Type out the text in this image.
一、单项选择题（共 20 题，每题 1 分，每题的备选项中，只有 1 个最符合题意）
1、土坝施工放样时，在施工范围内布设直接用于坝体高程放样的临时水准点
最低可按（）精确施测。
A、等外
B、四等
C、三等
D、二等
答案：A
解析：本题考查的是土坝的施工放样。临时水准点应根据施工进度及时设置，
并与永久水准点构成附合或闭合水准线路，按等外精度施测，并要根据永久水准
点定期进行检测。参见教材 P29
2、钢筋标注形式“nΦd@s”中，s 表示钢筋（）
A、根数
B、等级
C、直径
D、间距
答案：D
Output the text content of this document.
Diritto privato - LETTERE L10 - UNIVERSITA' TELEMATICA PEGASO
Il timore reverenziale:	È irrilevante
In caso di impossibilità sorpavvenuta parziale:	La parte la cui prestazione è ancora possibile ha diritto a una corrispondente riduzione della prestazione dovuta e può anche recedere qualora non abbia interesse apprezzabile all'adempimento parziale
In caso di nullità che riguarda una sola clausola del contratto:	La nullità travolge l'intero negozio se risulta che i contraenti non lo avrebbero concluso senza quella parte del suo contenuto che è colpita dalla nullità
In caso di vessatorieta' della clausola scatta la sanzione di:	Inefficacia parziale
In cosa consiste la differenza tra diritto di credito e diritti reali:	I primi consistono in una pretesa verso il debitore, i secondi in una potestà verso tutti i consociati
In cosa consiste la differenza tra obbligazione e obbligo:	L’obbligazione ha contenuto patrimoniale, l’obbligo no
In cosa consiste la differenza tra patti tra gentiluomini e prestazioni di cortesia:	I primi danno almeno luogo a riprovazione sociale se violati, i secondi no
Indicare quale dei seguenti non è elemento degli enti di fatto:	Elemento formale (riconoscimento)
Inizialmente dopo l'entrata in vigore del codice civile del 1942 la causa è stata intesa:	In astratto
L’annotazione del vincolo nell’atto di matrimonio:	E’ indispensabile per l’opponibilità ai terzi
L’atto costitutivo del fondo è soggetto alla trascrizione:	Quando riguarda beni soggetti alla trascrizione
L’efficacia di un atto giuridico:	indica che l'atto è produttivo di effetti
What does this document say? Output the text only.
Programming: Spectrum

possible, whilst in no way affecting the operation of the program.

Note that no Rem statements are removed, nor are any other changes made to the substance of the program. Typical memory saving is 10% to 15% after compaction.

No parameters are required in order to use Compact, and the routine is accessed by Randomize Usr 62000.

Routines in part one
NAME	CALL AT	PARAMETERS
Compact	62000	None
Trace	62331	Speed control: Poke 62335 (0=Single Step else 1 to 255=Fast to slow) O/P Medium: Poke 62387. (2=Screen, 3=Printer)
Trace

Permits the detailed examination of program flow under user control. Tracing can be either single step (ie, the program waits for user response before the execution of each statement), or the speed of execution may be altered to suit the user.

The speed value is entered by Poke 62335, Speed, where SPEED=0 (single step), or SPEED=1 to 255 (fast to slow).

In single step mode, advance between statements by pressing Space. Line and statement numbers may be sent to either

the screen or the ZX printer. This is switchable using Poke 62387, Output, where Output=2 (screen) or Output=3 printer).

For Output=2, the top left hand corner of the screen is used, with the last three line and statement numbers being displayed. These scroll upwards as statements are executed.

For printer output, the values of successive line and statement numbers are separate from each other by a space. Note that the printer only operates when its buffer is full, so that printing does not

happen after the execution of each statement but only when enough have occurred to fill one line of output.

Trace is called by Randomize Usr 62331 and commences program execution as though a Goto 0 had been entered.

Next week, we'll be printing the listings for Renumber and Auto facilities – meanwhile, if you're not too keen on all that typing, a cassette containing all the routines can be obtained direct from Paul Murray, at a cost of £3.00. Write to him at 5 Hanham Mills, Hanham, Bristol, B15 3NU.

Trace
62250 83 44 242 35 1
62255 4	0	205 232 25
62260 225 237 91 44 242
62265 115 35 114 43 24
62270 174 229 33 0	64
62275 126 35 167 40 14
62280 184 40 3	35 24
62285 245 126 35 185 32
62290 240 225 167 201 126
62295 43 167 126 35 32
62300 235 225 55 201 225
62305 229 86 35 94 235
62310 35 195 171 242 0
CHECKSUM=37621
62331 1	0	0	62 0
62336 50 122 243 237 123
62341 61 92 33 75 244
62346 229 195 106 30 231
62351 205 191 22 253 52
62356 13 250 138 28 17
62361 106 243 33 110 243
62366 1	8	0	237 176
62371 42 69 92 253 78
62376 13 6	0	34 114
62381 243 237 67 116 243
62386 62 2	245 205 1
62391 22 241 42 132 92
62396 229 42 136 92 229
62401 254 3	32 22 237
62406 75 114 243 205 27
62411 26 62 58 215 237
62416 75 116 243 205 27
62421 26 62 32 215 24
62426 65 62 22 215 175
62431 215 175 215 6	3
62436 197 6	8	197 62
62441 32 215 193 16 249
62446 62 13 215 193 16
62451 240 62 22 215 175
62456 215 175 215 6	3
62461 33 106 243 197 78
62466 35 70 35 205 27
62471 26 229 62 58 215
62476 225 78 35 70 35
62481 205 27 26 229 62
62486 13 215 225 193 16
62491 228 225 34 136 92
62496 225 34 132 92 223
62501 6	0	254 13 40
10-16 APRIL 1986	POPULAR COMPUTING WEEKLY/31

• **Problem to work on**
Please quote every record above exactly as it appears.

• **Solution**
Type out the text in this image.
一、单项选择题（共 20 题，每题 1 分，每题的备选项中，只有 1 个最符合题意）
1、土坝施工放样时，在施工范围内布设直接用于坝体高程放样的临时水准点
最低可按（）精确施测。
A、等外
B、四等
C、三等
D、二等
答案：A
解析：本题考查的是土坝的施工放样。临时水准点应根据施工进度及时设置，
并与永久水准点构成附合或闭合水准线路，按等外精度施测，并要根据永久水准
点定期进行检测。参见教材 P29
2、钢筋标注形式“nΦd@s”中，s 表示钢筋（）
A、根数
B、等级
C、直径
D、间距
答案：D
Output the text content of this document.
Diritto privato - LETTERE L10 - UNIVERSITA' TELEMATICA PEGASO
Il timore reverenziale:	È irrilevante
In caso di impossibilità sorpavvenuta parziale:	La parte la cui prestazione è ancora possibile ha diritto a una corrispondente riduzione della prestazione dovuta e può anche recedere qualora non abbia interesse apprezzabile all'adempimento parziale
In caso di nullità che riguarda una sola clausola del contratto:	La nullità travolge l'intero negozio se risulta che i contraenti non lo avrebbero concluso senza quella parte del suo contenuto che è colpita dalla nullità
In caso di vessatorieta' della clausola scatta la sanzione di:	Inefficacia parziale
In cosa consiste la differenza tra diritto di credito e diritti reali:	I primi consistono in una pretesa verso il debitore, i secondi in una potestà verso tutti i consociati
In cosa consiste la differenza tra obbligazione e obbligo:	L’obbligazione ha contenuto patrimoniale, l’obbligo no
In cosa consiste la differenza tra patti tra gentiluomini e prestazioni di cortesia:	I primi danno almeno luogo a riprovazione sociale se violati, i secondi no
Indicare quale dei seguenti non è elemento degli enti di fatto:	Elemento formale (riconoscimento)
Inizialmente dopo l'entrata in vigore del codice civile del 1942 la causa è stata intesa:	In astratto
L’annotazione del vincolo nell’atto di matrimonio:	E’ indispensabile per l’opponibilità ai terzi
L’atto costitutivo del fondo è soggetto alla trascrizione:	Quando riguarda beni soggetti alla trascrizione
L’efficacia di un atto giuridico:	indica che l'atto è produttivo di effetti
What does this document say? Output the text only.
Programming: Spectrum

possible, whilst in no way affecting the operation of the program.

Note that no Rem statements are removed, nor are any other changes made to the substance of the program. Typical memory saving is 10% to 15% after compaction.

No parameters are required in order to use Compact, and the routine is accessed by Randomize Usr 62000.

Routines in part one
NAME	CALL AT	PARAMETERS
Compact	62000	None
Trace	62331	Speed control: Poke 62335 (0=Single Step else 1 to 255=Fast to slow) O/P Medium: Poke 62387. (2=Screen, 3=Printer)
Trace

Permits the detailed examination of program flow under user control. Tracing can be either single step (ie, the program waits for user response before the execution of each statement), or the speed of execution may be altered to suit the user.

The speed value is entered by Poke 62335, Speed, where SPEED=0 (single step), or SPEED=1 to 255 (fast to slow).

In single step mode, advance between statements by pressing Space. Line and statement numbers may be sent to either

the screen or the ZX printer. This is switchable using Poke 62387, Output, where Output=2 (screen) or Output=3 printer).

For Output=2, the top left hand corner of the screen is used, with the last three line and statement numbers being displayed. These scroll upwards as statements are executed.

For printer output, the values of successive line and statement numbers are separate from each other by a space. Note that the printer only operates when its buffer is full, so that printing does not

happen after the execution of each statement but only when enough have occurred to fill one line of output.

Trace is called by Randomize Usr 62331 and commences program execution as though a Goto 0 had been entered.

Next week, we'll be printing the listings for Renumber and Auto facilities – meanwhile, if you're not too keen on all that typing, a cassette containing all the routines can be obtained direct from Paul Murray, at a cost of £3.00. Write to him at 5 Hanham Mills, Hanham, Bristol, B15 3NU.

Trace
62250 83 44 242 35 1
62255 4	0	205 232 25
62260 225 237 91 44 242
62265 115 35 114 43 24
62270 174 229 33 0	64
62275 126 35 167 40 14
62280 184 40 3	35 24
62285 245 126 35 185 32
62290 240 225 167 201 126
62295 43 167 126 35 32
62300 235 225 55 201 225
62305 229 86 35 94 235
62310 35 195 171 242 0
CHECKSUM=37621
62331 1	0	0	62 0
62336 50 122 243 237 123
62341 61 92 33 75 244
62346 229 195 106 30 231
62351 205 191 22 253 52
62356 13 250 138 28 17
62361 106 243 33 110 243
62366 1	8	0	237 176
62371 42 69 92 253 78
62376 13 6	0	34 114
62381 243 237 67 116 243
62386 62 2	245 205 1
62391 22 241 42 132 92
62396 229 42 136 92 229
62401 254 3	32 22 237
62406 75 114 243 205 27
62411 26 62 58 215 237
62416 75 116 243 205 27
62421 26 62 32 215 24
62426 65 62 22 215 175
62431 215 175 215 6	3
62436 197 6	8	197 62
62441 32 215 193 16 249
62446 62 13 215 193 16
62451 240 62 22 215 175
62456 215 175 215 6	3
62461 33 106 243 197 78
62466 35 70 35 205 27
62471 26 229 62 58 215
62476 225 78 35 70 35
62481 205 27 26 229 62
62486 13 215 225 193 16
62491 228 225 34 136 92
62496 225 34 132 92 223
62501 6	0	254 13 40
10-16 APRIL 1986	POPULAR COMPUTING WEEKLY/31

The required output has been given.